Dataset entries:
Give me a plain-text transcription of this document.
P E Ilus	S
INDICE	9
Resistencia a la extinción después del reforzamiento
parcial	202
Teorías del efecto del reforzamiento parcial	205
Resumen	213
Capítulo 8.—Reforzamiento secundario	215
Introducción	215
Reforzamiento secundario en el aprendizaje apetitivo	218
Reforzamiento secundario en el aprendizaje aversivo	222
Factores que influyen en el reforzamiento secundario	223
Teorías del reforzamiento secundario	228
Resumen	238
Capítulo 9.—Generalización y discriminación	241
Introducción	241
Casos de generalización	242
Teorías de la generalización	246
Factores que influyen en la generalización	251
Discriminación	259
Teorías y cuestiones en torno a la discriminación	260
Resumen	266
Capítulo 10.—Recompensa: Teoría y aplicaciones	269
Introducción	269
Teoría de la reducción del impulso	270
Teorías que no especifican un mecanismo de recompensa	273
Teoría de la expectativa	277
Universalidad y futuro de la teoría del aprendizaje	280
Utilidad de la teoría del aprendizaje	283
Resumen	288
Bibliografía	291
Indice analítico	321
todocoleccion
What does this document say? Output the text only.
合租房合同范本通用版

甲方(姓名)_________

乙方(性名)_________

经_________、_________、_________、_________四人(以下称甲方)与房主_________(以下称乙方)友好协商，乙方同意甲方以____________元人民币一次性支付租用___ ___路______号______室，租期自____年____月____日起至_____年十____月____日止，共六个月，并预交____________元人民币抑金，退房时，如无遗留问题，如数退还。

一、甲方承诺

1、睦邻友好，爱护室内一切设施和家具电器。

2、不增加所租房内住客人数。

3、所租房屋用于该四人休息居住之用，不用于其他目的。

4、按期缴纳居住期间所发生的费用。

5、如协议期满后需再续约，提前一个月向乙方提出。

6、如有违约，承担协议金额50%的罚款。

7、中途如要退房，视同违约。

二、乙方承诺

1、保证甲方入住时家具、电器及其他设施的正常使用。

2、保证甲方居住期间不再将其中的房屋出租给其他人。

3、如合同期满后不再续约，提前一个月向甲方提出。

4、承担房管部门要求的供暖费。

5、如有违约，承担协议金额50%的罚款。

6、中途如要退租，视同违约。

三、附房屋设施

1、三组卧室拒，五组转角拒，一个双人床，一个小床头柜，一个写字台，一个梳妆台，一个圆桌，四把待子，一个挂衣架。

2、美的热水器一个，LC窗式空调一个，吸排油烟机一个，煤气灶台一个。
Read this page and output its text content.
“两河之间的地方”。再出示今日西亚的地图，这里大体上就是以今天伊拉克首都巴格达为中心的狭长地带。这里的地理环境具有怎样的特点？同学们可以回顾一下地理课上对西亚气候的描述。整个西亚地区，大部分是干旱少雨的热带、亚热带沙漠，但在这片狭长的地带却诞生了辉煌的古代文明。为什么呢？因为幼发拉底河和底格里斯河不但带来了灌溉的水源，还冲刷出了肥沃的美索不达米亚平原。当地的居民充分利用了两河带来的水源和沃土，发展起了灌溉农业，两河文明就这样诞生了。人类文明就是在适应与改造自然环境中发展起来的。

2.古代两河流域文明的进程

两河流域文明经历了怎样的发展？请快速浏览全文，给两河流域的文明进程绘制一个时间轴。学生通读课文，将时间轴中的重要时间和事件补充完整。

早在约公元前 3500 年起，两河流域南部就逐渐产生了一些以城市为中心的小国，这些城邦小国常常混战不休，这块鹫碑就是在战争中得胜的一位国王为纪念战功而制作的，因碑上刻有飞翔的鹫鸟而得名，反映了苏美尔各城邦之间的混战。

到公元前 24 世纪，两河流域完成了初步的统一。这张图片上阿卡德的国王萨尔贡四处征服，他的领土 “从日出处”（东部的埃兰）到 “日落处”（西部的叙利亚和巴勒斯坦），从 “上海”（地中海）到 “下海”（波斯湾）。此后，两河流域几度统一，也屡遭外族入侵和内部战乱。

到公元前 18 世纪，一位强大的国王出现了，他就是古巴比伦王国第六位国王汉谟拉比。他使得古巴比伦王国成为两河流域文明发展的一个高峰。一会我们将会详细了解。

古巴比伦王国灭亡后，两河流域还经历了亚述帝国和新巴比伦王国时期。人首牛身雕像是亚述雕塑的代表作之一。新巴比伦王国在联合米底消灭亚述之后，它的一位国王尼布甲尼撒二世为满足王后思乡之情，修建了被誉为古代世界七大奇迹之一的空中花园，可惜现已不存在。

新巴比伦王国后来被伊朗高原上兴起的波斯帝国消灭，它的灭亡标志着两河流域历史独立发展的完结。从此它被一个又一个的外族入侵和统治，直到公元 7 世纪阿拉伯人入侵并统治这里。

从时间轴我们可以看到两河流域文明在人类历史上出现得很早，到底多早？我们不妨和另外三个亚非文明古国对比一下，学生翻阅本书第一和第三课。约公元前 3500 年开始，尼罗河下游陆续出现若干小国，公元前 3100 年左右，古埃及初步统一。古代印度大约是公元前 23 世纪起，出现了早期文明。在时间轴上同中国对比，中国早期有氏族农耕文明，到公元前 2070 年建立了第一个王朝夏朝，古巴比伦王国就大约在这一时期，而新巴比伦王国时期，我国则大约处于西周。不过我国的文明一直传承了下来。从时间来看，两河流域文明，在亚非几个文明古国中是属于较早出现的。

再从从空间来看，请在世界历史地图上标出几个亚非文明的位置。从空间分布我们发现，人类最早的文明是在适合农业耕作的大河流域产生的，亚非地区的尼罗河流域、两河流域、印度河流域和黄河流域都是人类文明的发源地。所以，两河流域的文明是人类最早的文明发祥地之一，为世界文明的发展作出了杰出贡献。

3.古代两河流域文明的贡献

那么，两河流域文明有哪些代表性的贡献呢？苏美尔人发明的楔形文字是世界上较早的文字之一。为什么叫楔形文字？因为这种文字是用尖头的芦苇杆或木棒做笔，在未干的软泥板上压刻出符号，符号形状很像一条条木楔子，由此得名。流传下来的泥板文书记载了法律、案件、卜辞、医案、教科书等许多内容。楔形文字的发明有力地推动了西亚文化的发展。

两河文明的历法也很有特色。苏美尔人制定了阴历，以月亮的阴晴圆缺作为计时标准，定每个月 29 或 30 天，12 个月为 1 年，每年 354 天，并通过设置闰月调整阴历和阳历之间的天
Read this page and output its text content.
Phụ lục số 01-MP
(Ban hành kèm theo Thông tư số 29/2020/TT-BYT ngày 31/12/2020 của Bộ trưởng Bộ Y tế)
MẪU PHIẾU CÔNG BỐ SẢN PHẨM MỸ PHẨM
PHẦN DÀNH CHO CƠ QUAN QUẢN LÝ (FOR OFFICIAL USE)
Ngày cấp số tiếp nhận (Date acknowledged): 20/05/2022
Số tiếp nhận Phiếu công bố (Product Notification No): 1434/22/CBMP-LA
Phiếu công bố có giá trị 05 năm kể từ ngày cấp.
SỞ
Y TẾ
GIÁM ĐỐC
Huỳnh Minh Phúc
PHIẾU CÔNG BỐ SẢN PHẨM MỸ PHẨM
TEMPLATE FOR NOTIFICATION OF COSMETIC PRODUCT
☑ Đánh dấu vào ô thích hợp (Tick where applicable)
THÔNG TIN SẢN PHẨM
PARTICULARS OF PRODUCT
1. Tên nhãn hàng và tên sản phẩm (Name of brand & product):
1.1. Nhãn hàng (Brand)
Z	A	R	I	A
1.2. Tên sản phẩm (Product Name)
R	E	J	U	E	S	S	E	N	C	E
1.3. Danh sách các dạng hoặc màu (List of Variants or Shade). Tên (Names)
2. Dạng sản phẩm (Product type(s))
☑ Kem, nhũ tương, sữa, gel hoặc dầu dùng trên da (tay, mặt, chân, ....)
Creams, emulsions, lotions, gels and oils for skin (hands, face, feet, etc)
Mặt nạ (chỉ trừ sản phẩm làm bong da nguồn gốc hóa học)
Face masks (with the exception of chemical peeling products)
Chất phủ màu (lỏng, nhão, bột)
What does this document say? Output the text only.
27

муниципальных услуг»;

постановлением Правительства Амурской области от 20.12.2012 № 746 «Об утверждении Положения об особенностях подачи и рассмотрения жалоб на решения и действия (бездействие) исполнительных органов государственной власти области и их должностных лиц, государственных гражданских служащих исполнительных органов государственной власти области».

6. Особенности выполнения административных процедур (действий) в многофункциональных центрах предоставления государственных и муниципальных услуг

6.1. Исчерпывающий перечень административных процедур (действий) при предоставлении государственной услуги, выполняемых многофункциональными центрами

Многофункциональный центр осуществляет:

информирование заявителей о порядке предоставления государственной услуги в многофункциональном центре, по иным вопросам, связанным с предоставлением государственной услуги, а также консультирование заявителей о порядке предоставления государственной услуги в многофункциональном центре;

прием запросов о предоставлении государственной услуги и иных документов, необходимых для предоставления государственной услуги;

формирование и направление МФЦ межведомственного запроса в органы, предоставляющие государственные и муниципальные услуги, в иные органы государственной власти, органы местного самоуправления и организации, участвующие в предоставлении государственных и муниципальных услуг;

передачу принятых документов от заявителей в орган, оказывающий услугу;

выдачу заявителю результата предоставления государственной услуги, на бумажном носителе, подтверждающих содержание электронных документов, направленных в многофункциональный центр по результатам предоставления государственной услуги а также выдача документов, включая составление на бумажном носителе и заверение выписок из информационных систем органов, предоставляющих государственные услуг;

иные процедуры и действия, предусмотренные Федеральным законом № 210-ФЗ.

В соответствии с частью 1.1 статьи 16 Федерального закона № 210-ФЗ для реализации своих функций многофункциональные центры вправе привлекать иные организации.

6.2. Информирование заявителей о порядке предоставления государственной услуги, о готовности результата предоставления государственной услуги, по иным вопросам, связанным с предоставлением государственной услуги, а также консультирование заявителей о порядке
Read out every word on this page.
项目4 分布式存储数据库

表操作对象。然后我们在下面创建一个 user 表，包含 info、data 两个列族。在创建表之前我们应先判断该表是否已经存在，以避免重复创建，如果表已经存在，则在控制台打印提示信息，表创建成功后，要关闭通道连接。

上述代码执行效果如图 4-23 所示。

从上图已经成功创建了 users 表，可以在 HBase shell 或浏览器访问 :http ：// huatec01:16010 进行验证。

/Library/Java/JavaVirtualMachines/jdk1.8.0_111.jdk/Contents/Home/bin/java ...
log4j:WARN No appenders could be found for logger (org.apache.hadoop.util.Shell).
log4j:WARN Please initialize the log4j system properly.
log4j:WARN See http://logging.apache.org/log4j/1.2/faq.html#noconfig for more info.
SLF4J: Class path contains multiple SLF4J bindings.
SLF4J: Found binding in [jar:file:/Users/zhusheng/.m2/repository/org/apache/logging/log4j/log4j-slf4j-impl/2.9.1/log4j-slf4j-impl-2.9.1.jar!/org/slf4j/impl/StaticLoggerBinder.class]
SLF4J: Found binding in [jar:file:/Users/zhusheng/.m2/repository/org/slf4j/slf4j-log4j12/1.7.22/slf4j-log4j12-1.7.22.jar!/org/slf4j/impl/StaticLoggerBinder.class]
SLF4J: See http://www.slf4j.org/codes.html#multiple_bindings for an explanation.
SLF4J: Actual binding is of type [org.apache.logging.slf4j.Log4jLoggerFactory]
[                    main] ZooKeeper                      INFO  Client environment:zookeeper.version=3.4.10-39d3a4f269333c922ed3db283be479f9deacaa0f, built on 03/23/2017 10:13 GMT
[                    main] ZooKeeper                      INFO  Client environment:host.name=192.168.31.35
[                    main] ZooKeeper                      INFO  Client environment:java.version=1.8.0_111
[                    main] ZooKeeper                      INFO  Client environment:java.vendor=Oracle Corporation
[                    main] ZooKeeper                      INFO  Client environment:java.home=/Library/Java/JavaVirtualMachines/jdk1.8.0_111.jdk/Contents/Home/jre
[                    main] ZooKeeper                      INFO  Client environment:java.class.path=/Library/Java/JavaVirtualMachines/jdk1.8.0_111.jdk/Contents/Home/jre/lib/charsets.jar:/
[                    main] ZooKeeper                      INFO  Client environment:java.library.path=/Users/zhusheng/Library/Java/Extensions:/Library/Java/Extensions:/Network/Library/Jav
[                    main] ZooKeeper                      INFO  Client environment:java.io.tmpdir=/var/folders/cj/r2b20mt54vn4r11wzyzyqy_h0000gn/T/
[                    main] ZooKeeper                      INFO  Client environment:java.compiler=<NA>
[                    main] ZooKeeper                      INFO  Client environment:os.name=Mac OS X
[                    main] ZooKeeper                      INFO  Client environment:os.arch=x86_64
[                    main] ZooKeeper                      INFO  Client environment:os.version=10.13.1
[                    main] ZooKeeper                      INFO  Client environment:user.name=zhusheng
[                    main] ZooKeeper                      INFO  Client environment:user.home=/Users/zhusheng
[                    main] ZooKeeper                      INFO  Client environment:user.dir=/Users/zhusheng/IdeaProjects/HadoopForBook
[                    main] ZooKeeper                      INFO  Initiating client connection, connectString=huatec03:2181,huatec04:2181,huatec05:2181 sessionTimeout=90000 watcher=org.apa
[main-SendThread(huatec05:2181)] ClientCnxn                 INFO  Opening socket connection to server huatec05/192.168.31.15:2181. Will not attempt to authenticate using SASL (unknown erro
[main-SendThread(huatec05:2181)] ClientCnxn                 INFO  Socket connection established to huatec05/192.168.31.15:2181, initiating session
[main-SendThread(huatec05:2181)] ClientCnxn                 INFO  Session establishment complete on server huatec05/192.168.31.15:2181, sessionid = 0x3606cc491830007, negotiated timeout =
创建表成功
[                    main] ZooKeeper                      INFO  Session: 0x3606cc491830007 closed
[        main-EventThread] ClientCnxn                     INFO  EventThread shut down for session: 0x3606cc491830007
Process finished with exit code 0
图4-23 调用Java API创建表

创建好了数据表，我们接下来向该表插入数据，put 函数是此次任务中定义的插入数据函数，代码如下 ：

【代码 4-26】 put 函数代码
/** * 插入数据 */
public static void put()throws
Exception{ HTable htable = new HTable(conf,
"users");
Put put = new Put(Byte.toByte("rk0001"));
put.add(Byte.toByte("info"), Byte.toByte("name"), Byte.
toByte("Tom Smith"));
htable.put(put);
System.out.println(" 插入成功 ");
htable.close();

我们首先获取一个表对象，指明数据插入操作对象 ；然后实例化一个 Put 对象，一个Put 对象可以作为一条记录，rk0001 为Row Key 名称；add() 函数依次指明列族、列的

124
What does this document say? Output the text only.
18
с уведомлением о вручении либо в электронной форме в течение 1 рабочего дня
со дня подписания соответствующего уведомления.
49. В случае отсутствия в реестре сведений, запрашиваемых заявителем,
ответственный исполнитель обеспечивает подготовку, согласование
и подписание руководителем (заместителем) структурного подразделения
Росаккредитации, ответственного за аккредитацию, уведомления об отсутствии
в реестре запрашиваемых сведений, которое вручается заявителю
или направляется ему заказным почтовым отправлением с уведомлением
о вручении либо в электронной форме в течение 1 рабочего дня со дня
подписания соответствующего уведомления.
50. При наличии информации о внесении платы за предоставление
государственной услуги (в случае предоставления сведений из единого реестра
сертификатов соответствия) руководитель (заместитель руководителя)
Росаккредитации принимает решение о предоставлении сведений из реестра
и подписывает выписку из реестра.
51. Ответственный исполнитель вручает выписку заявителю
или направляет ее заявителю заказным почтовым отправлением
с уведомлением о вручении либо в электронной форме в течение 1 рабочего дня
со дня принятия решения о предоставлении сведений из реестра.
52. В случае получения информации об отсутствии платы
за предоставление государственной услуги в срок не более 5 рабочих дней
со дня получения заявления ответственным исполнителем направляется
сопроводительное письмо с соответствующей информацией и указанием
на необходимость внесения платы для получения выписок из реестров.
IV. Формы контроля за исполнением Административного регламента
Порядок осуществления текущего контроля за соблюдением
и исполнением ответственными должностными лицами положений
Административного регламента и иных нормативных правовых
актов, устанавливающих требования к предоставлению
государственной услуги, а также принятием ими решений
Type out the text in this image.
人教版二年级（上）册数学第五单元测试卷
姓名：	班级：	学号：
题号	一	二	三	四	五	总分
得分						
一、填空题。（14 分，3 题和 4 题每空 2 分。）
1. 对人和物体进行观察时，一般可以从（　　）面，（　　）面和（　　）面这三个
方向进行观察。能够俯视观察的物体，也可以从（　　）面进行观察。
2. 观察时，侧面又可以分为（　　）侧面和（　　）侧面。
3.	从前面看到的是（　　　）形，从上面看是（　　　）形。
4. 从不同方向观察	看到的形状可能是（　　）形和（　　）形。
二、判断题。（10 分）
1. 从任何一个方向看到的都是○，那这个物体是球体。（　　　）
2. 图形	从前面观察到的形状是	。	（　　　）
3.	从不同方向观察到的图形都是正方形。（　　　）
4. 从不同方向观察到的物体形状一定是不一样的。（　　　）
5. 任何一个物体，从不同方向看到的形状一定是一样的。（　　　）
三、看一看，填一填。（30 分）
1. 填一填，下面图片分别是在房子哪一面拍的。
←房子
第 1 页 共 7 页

Instructions for the task
Copy every line of the records above that holds the word "действия".

Task output
постановлением Правительства Амурской области от 20.12.2012 № 746 «Об утверждении Положения об особенностях подачи и рассмотрения жалоб на решения и действия (бездействие) исполнительных органов государственной власти области и их должностных лиц, государственных гражданских служащих исполнительных органов государственной власти области».
иные процедуры и действия, предусмотренные Федеральным законом № 210-ФЗ.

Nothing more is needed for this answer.